OBJECTIVE: Print out the material that follows word for word.

MATERIAL SHOWN:
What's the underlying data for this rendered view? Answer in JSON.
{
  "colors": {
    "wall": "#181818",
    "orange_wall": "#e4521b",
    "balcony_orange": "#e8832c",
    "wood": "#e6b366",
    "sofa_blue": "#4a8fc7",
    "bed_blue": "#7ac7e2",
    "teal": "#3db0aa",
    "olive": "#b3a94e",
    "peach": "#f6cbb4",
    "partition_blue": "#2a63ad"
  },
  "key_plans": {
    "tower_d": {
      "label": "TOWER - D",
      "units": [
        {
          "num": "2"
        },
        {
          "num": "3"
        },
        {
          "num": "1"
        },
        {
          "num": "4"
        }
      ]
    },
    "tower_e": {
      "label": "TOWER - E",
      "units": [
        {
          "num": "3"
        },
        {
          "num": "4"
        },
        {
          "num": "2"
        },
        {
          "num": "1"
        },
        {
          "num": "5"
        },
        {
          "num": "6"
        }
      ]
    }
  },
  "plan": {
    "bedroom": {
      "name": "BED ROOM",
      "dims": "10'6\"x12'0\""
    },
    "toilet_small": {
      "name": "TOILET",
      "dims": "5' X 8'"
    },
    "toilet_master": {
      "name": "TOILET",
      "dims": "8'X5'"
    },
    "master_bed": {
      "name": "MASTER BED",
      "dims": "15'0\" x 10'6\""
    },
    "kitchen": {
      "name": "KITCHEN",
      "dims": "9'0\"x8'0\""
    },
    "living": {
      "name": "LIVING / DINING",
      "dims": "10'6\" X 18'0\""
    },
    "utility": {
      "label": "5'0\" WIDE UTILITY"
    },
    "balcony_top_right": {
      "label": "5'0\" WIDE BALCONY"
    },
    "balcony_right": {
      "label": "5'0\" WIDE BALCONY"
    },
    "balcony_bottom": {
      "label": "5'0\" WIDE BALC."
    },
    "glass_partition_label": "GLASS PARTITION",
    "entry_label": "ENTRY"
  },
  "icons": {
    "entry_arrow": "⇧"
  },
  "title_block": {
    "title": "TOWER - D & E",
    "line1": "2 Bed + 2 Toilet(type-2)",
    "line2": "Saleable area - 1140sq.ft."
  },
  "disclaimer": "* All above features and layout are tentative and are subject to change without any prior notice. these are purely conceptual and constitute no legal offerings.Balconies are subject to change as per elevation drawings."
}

EXERCISE ANSWER:
What's the underlying data for this rendered view? Answer in JSON.
{
  "colors": {
    "wall": "#181818",
    "orange_wall": "#e4521b",
    "balcony_orange": "#e8832c",
    "wood": "#e6b366",
    "sofa_blue": "#4a8fc7",
    "bed_blue": "#7ac7e2",
    "teal": "#3db0aa",
    "olive": "#b3a94e",
    "peach": "#f6cbb4",
    "partition_blue": "#2a63ad"
  },
  "key_plans": {
    "tower_d": {
      "label": "TOWER - D",
      "units": [
        {
          "num": "2"
        },
        {
          "num": "3"
        },
        {
          "num": "1"
        },
        {
          "num": "4"
        }
      ]
    },
    "tower_e": {
      "label": "TOWER - E",
      "units": [
        {
          "num": "3"
        },
        {
          "num": "4"
        },
        {
          "num": "2"
        },
        {
          "num": "1"
        },
        {
          "num": "5"
        },
        {
          "num": "6"
        }
      ]
    }
  },
  "plan": {
    "bedroom": {
      "name": "BED ROOM",
      "dims": "10'6\"x12'0\""
    },
    "toilet_small": {
      "name": "TOILET",
      "dims": "5' X 8'"
    },
    "toilet_master": {
      "name": "TOILET",
      "dims": "8'X5'"
    },
    "master_bed": {
      "name": "MASTER BED",
      "dims": "15'0\" x 10'6\""
    },
    "kitchen": {
      "name": "KITCHEN",
      "dims": "9'0\"x8'0\""
    },
    "living": {
      "name": "LIVING / DINING",
      "dims": "10'6\" X 18'0\""
    },
    "utility": {
      "label": "5'0\" WIDE UTILITY"
    },
    "balcony_top_right": {
      "label": "5'0\" WIDE BALCONY"
    },
    "balcony_right": {
      "label": "5'0\" WIDE BALCONY"
    },
    "balcony_bottom": {
      "label": "5'0\" WIDE BALC."
    },
    "glass_partition_label": "GLASS PARTITION",
    "entry_label": "ENTRY"
  },
  "icons": {
    "entry_arrow": "⇧"
  },
  "title_block": {
    "title": "TOWER - D & E",
    "line1": "2 Bed + 2 Toilet(type-2)",
    "line2": "Saleable area - 1140sq.ft."
  },
  "disclaimer": "* All above features and layout are tentative and are subject to change without any prior notice. these are purely conceptual and constitute no legal offerings.Balconies are subject to change as per elevation drawings."
}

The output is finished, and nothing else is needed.